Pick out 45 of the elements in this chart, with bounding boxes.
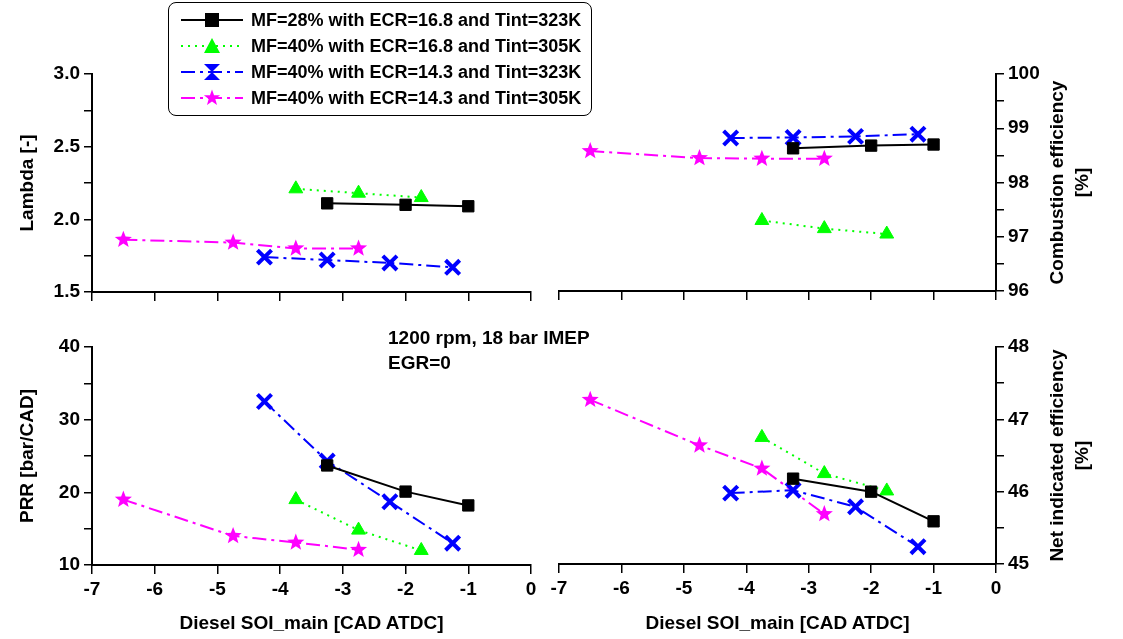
- x-tick-label: -4: [737, 576, 756, 598]
- x-tick-label: 0: [525, 577, 537, 599]
- y-axis-title: Combustion efficiency [%]: [1046, 80, 1093, 285]
- y-axis-title: Net indicated efficiency [%]: [1046, 348, 1093, 562]
- y-tick-label: 48: [1008, 335, 1030, 357]
- y-tick-label: 99: [1008, 116, 1030, 138]
- legend-label: MF=40% with ECR=16.8 and Tint=305K: [251, 35, 582, 57]
- y-tick-label: 96: [1008, 279, 1030, 301]
- y-tick-label: 40: [58, 335, 80, 357]
- y-tick-label: 45: [1008, 552, 1030, 574]
- x-tick-label: -6: [612, 576, 630, 598]
- y-tick-label: 2.0: [53, 207, 80, 229]
- x-axis-title: Diesel SOI_main [CAD ATDC]: [179, 611, 444, 633]
- legend-label: MF=40% with ECR=14.3 and Tint=305K: [251, 87, 582, 109]
- y-axis-title: Lambda [-]: [16, 134, 38, 232]
- legend-label: MF=40% with ECR=14.3 and Tint=323K: [251, 61, 582, 83]
- x-tick-label: -5: [208, 577, 227, 599]
- y-tick-label: 1.5: [53, 280, 81, 302]
- y-axis-title: PRR [bar/CAD]: [16, 388, 38, 524]
- x-tick-label: -6: [146, 577, 164, 599]
- x-tick-label: 0: [990, 576, 1002, 598]
- x-tick-label: -5: [675, 576, 693, 598]
- x-tick-label: -4: [271, 577, 290, 599]
- x-tick-label: -7: [550, 576, 568, 598]
- y-tick-label: 3.0: [53, 62, 80, 84]
- x-tick-label: -2: [397, 577, 415, 599]
- x-tick-label: -1: [925, 576, 943, 598]
- x-tick-label: -7: [83, 577, 101, 599]
- x-tick-label: -2: [862, 576, 880, 598]
- y-tick-label: 46: [1008, 479, 1030, 501]
- y-tick-label: 2.5: [53, 134, 81, 156]
- y-tick-label: 10: [58, 553, 80, 575]
- annotation: EGR=0: [388, 351, 452, 375]
- x-tick-label: -3: [334, 577, 352, 599]
- y-tick-label: 97: [1008, 224, 1030, 246]
- y-tick-label: 47: [1008, 407, 1030, 429]
- legend-label: MF=28% with ECR=16.8 and Tint=323K: [251, 9, 582, 31]
- y-tick-label: 30: [58, 407, 80, 429]
- annotation: 1200 rpm, 18 bar IMEP: [388, 326, 590, 350]
- y-tick-label: 20: [58, 480, 80, 502]
- x-tick-label: -3: [800, 576, 818, 598]
- y-tick-label: 100: [1008, 62, 1040, 84]
- x-tick-label: -1: [459, 577, 478, 599]
- x-axis-title: Diesel SOI_main [CAD ATDC]: [645, 611, 910, 633]
- y-tick-label: 98: [1008, 170, 1030, 192]
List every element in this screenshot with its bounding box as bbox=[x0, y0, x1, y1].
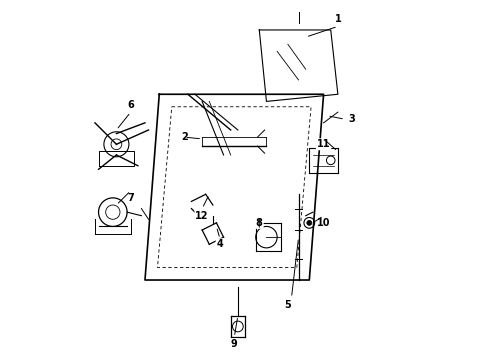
Text: 9: 9 bbox=[231, 339, 238, 349]
Text: 6: 6 bbox=[127, 100, 134, 110]
Text: 7: 7 bbox=[127, 193, 134, 203]
Text: 3: 3 bbox=[349, 114, 356, 124]
Text: 12: 12 bbox=[196, 211, 209, 221]
Text: 8: 8 bbox=[256, 218, 263, 228]
Text: 2: 2 bbox=[181, 132, 188, 142]
Text: 4: 4 bbox=[217, 239, 223, 249]
Text: 5: 5 bbox=[285, 300, 291, 310]
Circle shape bbox=[307, 220, 312, 225]
Text: 1: 1 bbox=[335, 14, 341, 24]
Text: 11: 11 bbox=[317, 139, 330, 149]
Text: 10: 10 bbox=[317, 218, 330, 228]
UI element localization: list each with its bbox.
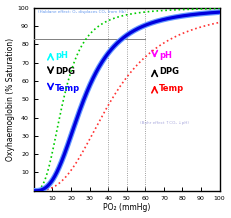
Text: Temp: Temp (55, 84, 80, 93)
Text: (Bohr effect ↑CO₂ ↓pH): (Bohr effect ↑CO₂ ↓pH) (140, 121, 189, 125)
Y-axis label: Oxyhaemoglobin (% Saturation): Oxyhaemoglobin (% Saturation) (6, 38, 15, 161)
Text: DPG: DPG (55, 67, 75, 76)
Text: (Haldane effect: O₂ displaces CO₂ from Hb): (Haldane effect: O₂ displaces CO₂ from H… (37, 10, 125, 14)
Text: Temp: Temp (159, 84, 184, 93)
Text: pH: pH (55, 51, 68, 60)
Text: DPG: DPG (159, 67, 179, 76)
Text: pH: pH (159, 51, 172, 60)
X-axis label: PO₂ (mmHg): PO₂ (mmHg) (103, 203, 150, 213)
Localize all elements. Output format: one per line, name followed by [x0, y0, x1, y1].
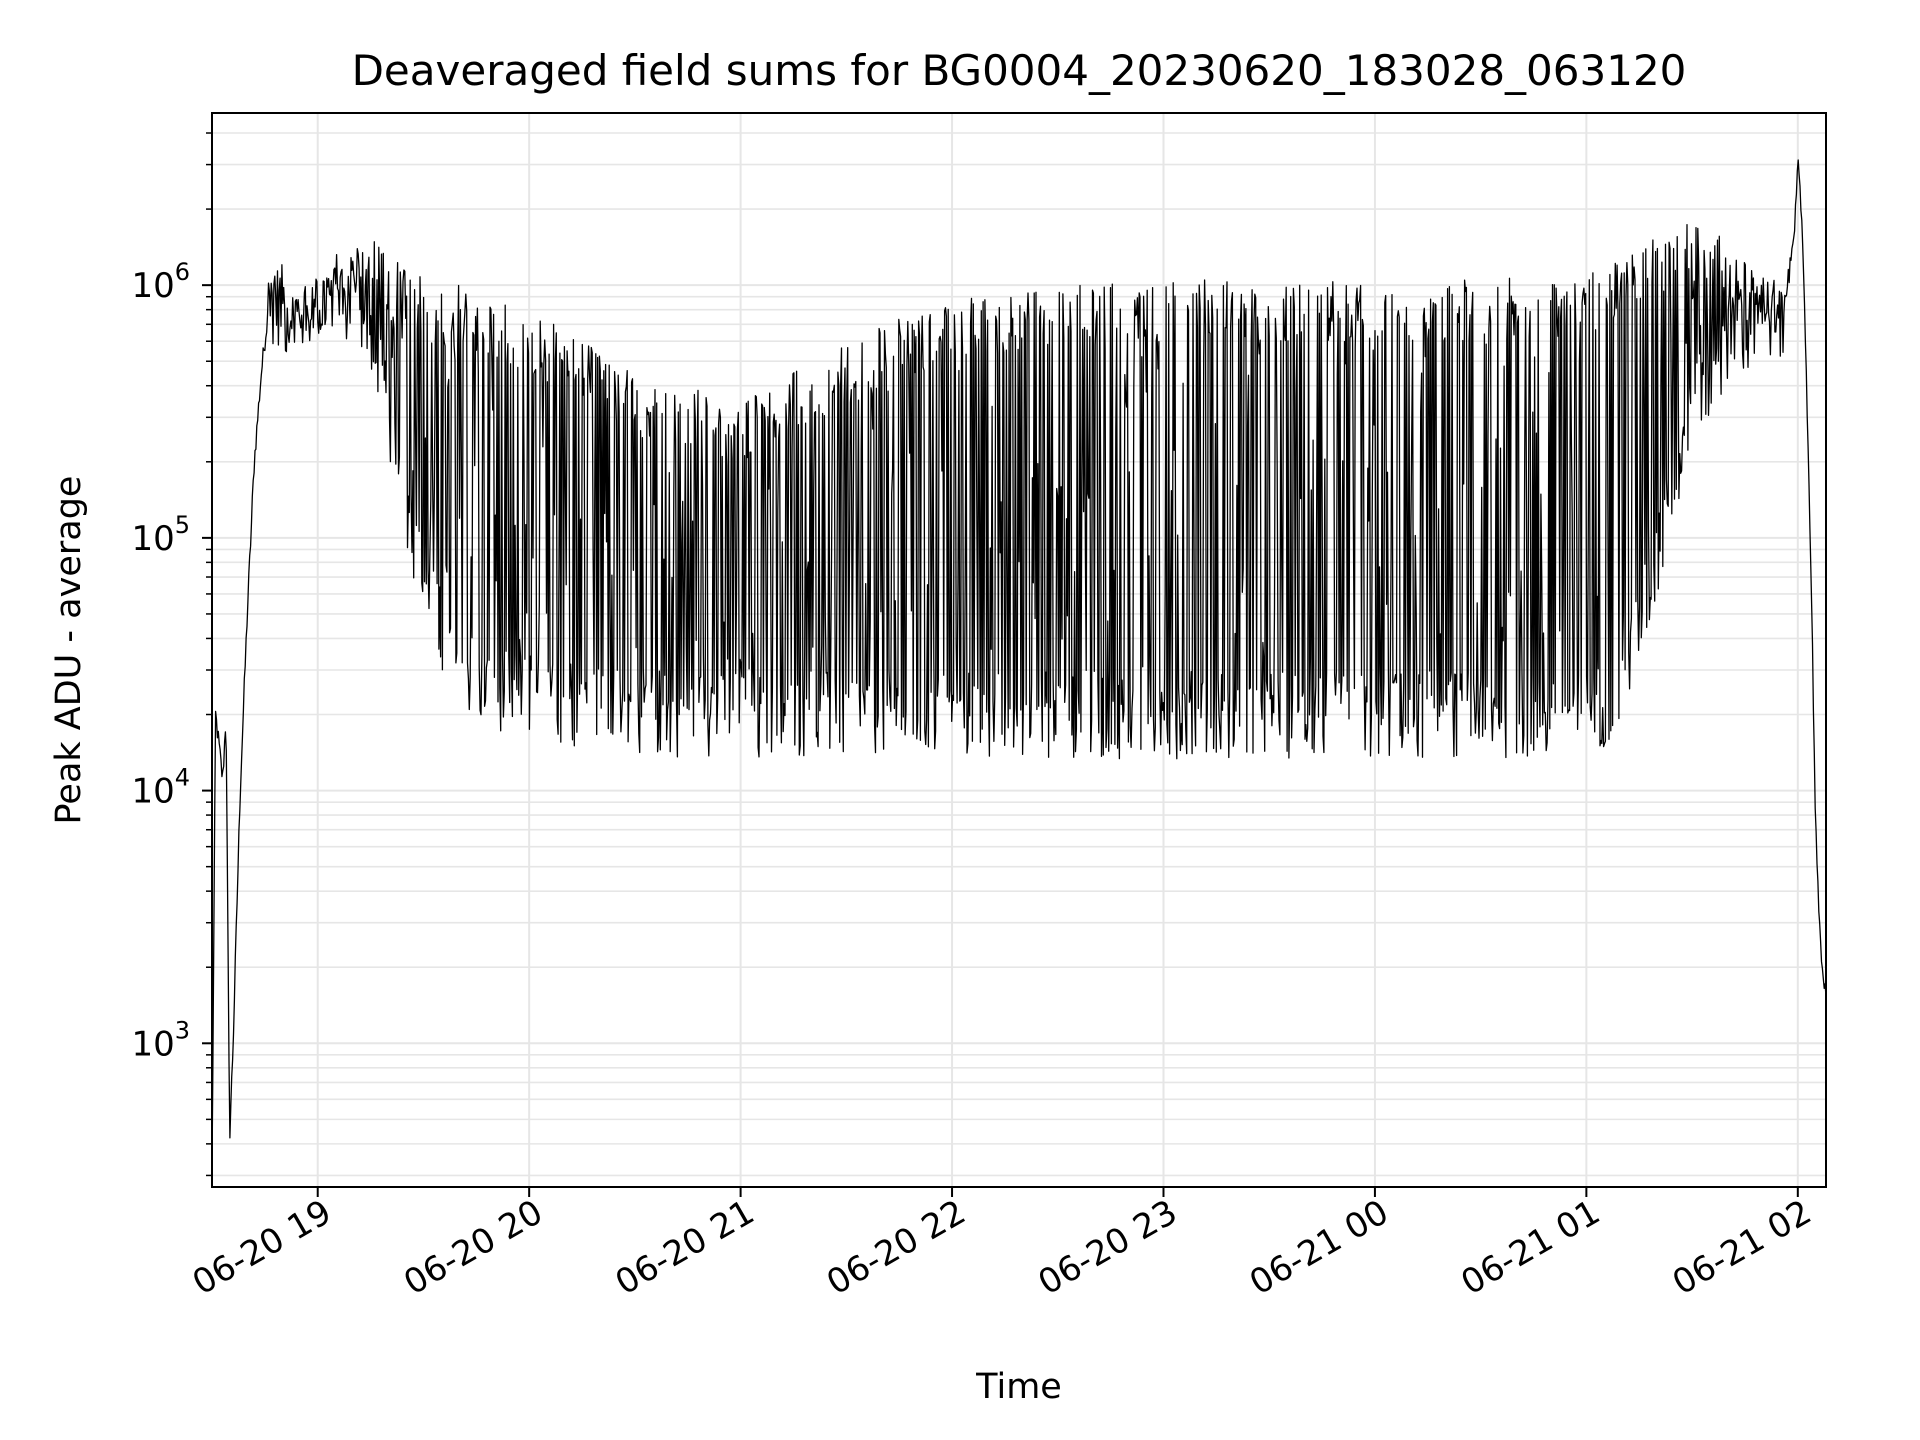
y-tick-label: 105 — [131, 511, 190, 559]
plot-frame — [211, 112, 1827, 1188]
y-axis-label: Peak ADU - average — [49, 476, 89, 825]
grid — [212, 113, 1826, 1187]
chart-title: Deaveraged field sums for BG0004_2023062… — [352, 46, 1687, 95]
series-line — [211, 159, 1827, 1173]
x-axis-label: Time — [975, 1367, 1062, 1407]
series-layer — [211, 159, 1827, 1173]
y-tick-label: 104 — [131, 764, 190, 812]
y-axis: 103 104 105 106 — [131, 132, 212, 1177]
y-tick-label: 103 — [131, 1016, 190, 1064]
y-tick-label: 106 — [131, 258, 190, 306]
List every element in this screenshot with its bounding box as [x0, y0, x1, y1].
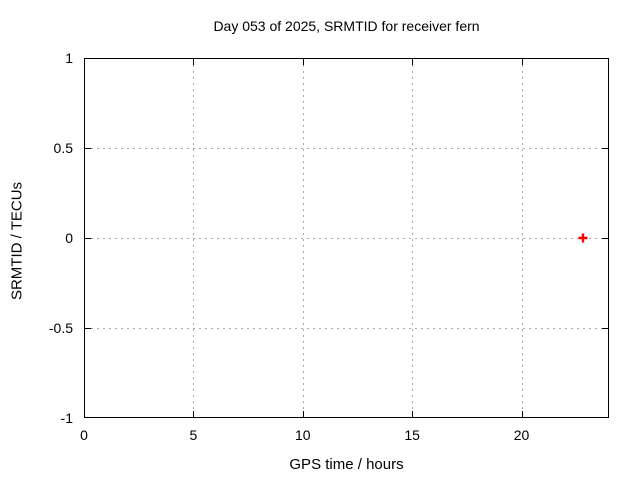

──────

• [What is asked] Format every line of the entries above as a JSON list of strings, one string per line, with blank lines skipped. Leave the pictures out of the list.

• [Output]
[
  "Pick out 45 of the elements in this chart, with bounding boxes.",
  "- x-tick-label: -4: [737, 576, 756, 598]",
  "- x-tick-label: 0: [525, 577, 537, 599]",
  "- y-axis-title: Combustion efficiency [%]: [1046, 80, 1093, 285]",
  "- y-axis-title: Net indicated efficiency [%]: [1046, 348, 1093, 562]",
  "- y-tick-label: 48: [1008, 335, 1030, 357]",
  "- y-tick-label: 99: [1008, 116, 1030, 138]",
  "- legend-label: MF=40% with ECR=16.8 and Tint=305K: [251, 35, 582, 57]",
  "- y-tick-label: 96: [1008, 279, 1030, 301]",
  "- y-tick-label: 40: [58, 335, 80, 357]",
  "- y-tick-label: 45: [1008, 552, 1030, 574]",
  "- x-tick-label: -6: [612, 576, 630, 598]",
  "- y-tick-label: 2.0: [53, 207, 80, 229]",
  "- x-axis-title: Diesel SOI_main [CAD ATDC]: [179, 611, 444, 633]",
  "- legend-label: MF=40% with ECR=14.3 and Tint=305K: [251, 87, 582, 109]",
  "- y-axis-title: Lambda [-]: [16, 134, 38, 232]",
  "- legend-label: MF=40% with ECR=14.3 and Tint=323K: [251, 61, 582, 83]",
  "- x-tick-label: -5: [208, 577, 227, 599]",
  "- y-tick-label: 1.5: [53, 280, 81, 302]",
  "- y-axis-title: PRR [bar/CAD]: [16, 388, 38, 524]",
  "- x-tick-label: -6: [146, 577, 164, 599]",
  "- x-tick-label: 0: [990, 576, 1002, 598]",
  "- x-tick-label: -5: [675, 576, 693, 598]",
  "- x-tick-label: -4: [271, 577, 290, 599]",
  "- x-tick-label: -7: [550, 576, 568, 598]",
  "- y-tick-label: 3.0: [53, 62, 80, 84]",
  "- x-tick-label: -2: [397, 577, 415, 599]",
  "- x-tick-label: -1: [925, 576, 943, 598]",
  "- x-tick-label: -7: [83, 577, 101, 599]",
  "- x-tick-label: -2: [862, 576, 880, 598]",
  "- y-tick-label: 46: [1008, 479, 1030, 501]",
  "- y-tick-label: 2.5: [53, 134, 81, 156]",
  "- y-tick-label: 10: [58, 553, 80, 575]",
  "- annotation: EGR=0: [388, 351, 452, 375]",
  "- x-tick-label: -3: [334, 577, 352, 599]",
  "- y-tick-label: 97: [1008, 224, 1030, 246]",
  "- y-tick-label: 47: [1008, 407, 1030, 429]",
  "- legend-label: MF=28% with ECR=16.8 and Tint=323K: [251, 9, 582, 31]",
  "- y-tick-label: 30: [58, 407, 80, 429]",
  "- annotation: 1200 rpm, 18 bar IMEP: [388, 326, 590, 350]",
  "- y-tick-label: 20: [58, 480, 80, 502]",
  "- x-tick-label: -3: [800, 576, 818, 598]",
  "- y-tick-label: 100: [1008, 62, 1040, 84]",
  "- x-tick-label: -1: [459, 577, 478, 599]",
  "- x-axis-title: Diesel SOI_main [CAD ATDC]: [645, 611, 910, 633]",
  "- y-tick-label: 98: [1008, 170, 1030, 192]",
  "List every element in this screenshot with its bounding box as bbox=[x0, y0, x1, y1].",
  "Text: 9: 9 bbox=[231, 339, 238, 349]",
  "Text: 6: 6 bbox=[127, 100, 134, 110]",
  "Text: 7: 7 bbox=[127, 193, 134, 203]",
  "Text: 3: 3 bbox=[349, 114, 356, 124]",
  "Text: 12: 12 bbox=[196, 211, 209, 221]",
  "Text: 8: 8 bbox=[256, 218, 263, 228]",
  "Text: 2: 2 bbox=[181, 132, 188, 142]",
  "Text: 4: 4 bbox=[217, 239, 223, 249]",
  "Text: 5: 5 bbox=[285, 300, 291, 310]",
  "Circle shape bbox=[307, 220, 312, 225]",
  "Text: 1: 1 bbox=[335, 14, 341, 24]",
  "Text: 11: 11 bbox=[317, 139, 330, 149]",
  "Text: 10: 10 bbox=[317, 218, 330, 228]",
  "UI element localization: list each with its bbox.",
  "Text: Temp: Temp (55, 84, 80, 93)",
  "Text: (Bohr effect ↑CO₂ ↓pH): (Bohr effect ↑CO₂ ↓pH) (140, 121, 189, 125)",
  "Y-axis label: Oxyhaemoglobin (% Saturation): Oxyhaemoglobin (% Saturation) (6, 38, 15, 161)",
  "Text: DPG: DPG (55, 67, 75, 76)",
  "Text: (Haldane effect: O₂ displaces CO₂ from Hb): (Haldane effect: O₂ displaces CO₂ from H… (37, 10, 125, 14)",
  "Text: Temp: Temp (159, 84, 184, 93)",
  "Text: pH: pH (55, 51, 68, 60)",
  "Text: DPG: DPG (159, 67, 179, 76)",
  "Text: pH: pH (159, 51, 172, 60)",
  "X-axis label: PO₂ (mmHg): PO₂ (mmHg) (103, 203, 150, 213)",
  "Localize all elements. Output format: one per line, name followed by [x0, y0, x1, y1].",
  "y-tick-label: 105 — [131, 511, 190, 559]",
  "plot-frame — [211, 112, 1827, 1188]",
  "y-axis-label: Peak ADU - average — [49, 476, 89, 825]",
  "grid — [212, 113, 1826, 1187]",
  "chart-title: Deaveraged field sums for BG0004_2023062… — [352, 46, 1687, 95]",
  "series-line — [211, 159, 1827, 1173]",
  "x-axis-label: Time — [975, 1367, 1062, 1407]",
  "series-layer — [211, 159, 1827, 1173]",
  "y-tick-label: 104 — [131, 764, 190, 812]",
  "y-axis: 103 104 105 106 — [131, 132, 212, 1177]",
  "y-tick-label: 103 — [131, 1016, 190, 1064]",
  "y-tick-label: 106 — [131, 258, 190, 306]",
  "List every element in this screenshot with its bounding box as [x0, y0, x1, y1]."
]